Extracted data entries
- - -

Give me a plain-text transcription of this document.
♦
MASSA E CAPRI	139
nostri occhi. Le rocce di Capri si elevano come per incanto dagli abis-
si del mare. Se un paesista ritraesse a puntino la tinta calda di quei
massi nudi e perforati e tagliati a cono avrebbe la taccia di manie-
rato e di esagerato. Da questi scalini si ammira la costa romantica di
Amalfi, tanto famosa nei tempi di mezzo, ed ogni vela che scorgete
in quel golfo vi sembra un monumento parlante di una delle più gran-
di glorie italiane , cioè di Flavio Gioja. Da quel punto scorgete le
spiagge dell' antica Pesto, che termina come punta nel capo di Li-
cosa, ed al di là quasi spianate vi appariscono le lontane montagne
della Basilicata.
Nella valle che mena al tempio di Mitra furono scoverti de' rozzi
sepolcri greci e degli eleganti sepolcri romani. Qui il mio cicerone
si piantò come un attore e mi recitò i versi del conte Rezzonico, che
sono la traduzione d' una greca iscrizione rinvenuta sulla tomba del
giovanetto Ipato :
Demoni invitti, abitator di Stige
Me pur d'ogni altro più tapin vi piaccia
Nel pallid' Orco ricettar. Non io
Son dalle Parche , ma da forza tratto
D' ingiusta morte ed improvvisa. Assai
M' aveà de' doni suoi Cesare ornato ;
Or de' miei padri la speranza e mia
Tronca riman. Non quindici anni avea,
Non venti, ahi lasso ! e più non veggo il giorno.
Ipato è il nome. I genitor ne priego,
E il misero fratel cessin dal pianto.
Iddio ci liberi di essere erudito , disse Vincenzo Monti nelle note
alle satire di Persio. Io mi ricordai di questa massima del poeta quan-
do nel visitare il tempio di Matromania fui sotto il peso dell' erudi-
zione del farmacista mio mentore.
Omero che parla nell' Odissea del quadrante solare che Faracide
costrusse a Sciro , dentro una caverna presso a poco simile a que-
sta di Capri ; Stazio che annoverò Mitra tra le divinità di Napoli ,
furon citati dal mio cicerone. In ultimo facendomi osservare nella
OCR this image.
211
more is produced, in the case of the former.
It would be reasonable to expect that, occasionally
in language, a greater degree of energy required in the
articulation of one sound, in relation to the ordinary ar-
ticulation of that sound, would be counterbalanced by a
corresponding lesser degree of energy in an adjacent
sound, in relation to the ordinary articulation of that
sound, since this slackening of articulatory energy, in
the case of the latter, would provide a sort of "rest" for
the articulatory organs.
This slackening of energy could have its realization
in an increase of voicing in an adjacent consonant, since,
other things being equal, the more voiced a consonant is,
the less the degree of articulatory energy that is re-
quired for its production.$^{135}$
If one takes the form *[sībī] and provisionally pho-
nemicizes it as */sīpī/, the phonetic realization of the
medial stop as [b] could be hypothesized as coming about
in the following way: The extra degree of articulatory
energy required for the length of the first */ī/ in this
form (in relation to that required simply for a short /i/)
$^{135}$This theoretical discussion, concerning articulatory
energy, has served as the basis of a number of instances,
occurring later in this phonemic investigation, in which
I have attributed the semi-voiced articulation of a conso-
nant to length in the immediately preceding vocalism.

- - -

Copy each line from the data above that includes "length".

energy required for the length of the first */ī/ in this
nant to length in the immediately preceding vocalism.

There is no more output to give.